Task prompt —
Copy all of the material below exactly.
====== Record excerpts
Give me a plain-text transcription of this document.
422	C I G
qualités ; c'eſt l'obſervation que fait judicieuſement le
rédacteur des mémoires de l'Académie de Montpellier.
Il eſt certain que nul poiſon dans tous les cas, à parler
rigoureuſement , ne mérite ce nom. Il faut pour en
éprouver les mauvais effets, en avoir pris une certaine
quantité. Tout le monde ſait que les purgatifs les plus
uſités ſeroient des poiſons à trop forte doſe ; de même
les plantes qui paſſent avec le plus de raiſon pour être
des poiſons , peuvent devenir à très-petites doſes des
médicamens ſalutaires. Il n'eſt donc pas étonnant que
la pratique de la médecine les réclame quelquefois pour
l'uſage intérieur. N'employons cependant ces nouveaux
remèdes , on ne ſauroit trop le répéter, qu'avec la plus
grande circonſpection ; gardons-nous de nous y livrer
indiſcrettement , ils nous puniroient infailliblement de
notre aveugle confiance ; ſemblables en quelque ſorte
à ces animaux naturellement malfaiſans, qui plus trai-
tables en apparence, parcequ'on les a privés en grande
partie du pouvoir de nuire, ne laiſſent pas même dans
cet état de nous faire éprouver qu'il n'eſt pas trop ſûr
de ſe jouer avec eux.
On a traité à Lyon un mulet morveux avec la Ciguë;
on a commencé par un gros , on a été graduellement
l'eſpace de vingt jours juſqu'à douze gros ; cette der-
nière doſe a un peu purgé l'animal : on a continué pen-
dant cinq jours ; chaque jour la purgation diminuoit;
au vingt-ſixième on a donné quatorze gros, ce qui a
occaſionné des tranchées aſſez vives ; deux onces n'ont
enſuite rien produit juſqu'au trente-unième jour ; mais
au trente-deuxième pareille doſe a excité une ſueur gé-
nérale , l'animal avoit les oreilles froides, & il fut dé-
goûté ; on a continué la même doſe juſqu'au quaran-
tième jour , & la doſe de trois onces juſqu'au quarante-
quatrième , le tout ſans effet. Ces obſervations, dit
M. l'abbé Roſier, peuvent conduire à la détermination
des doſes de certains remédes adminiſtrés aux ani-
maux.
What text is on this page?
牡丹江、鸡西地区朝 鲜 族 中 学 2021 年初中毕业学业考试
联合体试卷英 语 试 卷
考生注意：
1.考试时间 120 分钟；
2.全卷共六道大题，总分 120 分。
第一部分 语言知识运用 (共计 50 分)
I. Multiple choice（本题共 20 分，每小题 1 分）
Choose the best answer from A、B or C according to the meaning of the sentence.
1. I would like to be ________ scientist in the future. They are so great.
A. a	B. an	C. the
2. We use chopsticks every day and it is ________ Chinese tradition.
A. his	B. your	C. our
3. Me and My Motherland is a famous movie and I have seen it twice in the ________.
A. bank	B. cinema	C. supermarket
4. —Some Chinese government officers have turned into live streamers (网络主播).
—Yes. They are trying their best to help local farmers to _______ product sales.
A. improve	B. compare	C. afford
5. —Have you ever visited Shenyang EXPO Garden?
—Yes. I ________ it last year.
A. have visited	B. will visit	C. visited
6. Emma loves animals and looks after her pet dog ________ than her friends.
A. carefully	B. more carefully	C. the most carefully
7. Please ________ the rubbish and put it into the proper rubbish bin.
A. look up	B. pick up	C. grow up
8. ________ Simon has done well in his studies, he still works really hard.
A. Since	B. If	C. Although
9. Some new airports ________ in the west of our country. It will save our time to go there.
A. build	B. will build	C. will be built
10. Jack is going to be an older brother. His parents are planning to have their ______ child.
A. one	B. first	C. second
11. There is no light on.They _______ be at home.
============
Task response —
Give me a plain-text transcription of this document.
422	C I G
qualités ; c'eſt l'obſervation que fait judicieuſement le
rédacteur des mémoires de l'Académie de Montpellier.
Il eſt certain que nul poiſon dans tous les cas, à parler
rigoureuſement , ne mérite ce nom. Il faut pour en
éprouver les mauvais effets, en avoir pris une certaine
quantité. Tout le monde ſait que les purgatifs les plus
uſités ſeroient des poiſons à trop forte doſe ; de même
les plantes qui paſſent avec le plus de raiſon pour être
des poiſons , peuvent devenir à très-petites doſes des
médicamens ſalutaires. Il n'eſt donc pas étonnant que
la pratique de la médecine les réclame quelquefois pour
l'uſage intérieur. N'employons cependant ces nouveaux
remèdes , on ne ſauroit trop le répéter, qu'avec la plus
grande circonſpection ; gardons-nous de nous y livrer
indiſcrettement , ils nous puniroient infailliblement de
notre aveugle confiance ; ſemblables en quelque ſorte
à ces animaux naturellement malfaiſans, qui plus trai-
tables en apparence, parcequ'on les a privés en grande
partie du pouvoir de nuire, ne laiſſent pas même dans
cet état de nous faire éprouver qu'il n'eſt pas trop ſûr
de ſe jouer avec eux.
On a traité à Lyon un mulet morveux avec la Ciguë;
on a commencé par un gros , on a été graduellement
l'eſpace de vingt jours juſqu'à douze gros ; cette der-
nière doſe a un peu purgé l'animal : on a continué pen-
dant cinq jours ; chaque jour la purgation diminuoit;
au vingt-ſixième on a donné quatorze gros, ce qui a
occaſionné des tranchées aſſez vives ; deux onces n'ont
enſuite rien produit juſqu'au trente-unième jour ; mais
au trente-deuxième pareille doſe a excité une ſueur gé-
nérale , l'animal avoit les oreilles froides, & il fut dé-
goûté ; on a continué la même doſe juſqu'au quaran-
tième jour , & la doſe de trois onces juſqu'au quarante-
quatrième , le tout ſans effet. Ces obſervations, dit
M. l'abbé Roſier, peuvent conduire à la détermination
des doſes de certains remédes adminiſtrés aux ani-
maux.
What text is on this page?
牡丹江、鸡西地区朝 鲜 族 中 学 2021 年初中毕业学业考试
联合体试卷英 语 试 卷
考生注意：
1.考试时间 120 分钟；
2.全卷共六道大题，总分 120 分。
第一部分 语言知识运用 (共计 50 分)
I. Multiple choice（本题共 20 分，每小题 1 分）
Choose the best answer from A、B or C according to the meaning of the sentence.
1. I would like to be ________ scientist in the future. They are so great.
A. a	B. an	C. the
2. We use chopsticks every day and it is ________ Chinese tradition.
A. his	B. your	C. our
3. Me and My Motherland is a famous movie and I have seen it twice in the ________.
A. bank	B. cinema	C. supermarket
4. —Some Chinese government officers have turned into live streamers (网络主播).
—Yes. They are trying their best to help local farmers to _______ product sales.
A. improve	B. compare	C. afford
5. —Have you ever visited Shenyang EXPO Garden?
—Yes. I ________ it last year.
A. have visited	B. will visit	C. visited
6. Emma loves animals and looks after her pet dog ________ than her friends.
A. carefully	B. more carefully	C. the most carefully
7. Please ________ the rubbish and put it into the proper rubbish bin.
A. look up	B. pick up	C. grow up
8. ________ Simon has done well in his studies, he still works really hard.
A. Since	B. If	C. Although
9. Some new airports ________ in the west of our country. It will save our time to go there.
A. build	B. will build	C. will be built
10. Jack is going to be an older brother. His parents are planning to have their ______ child.
A. one	B. first	C. second
11. There is no light on.They _______ be at home.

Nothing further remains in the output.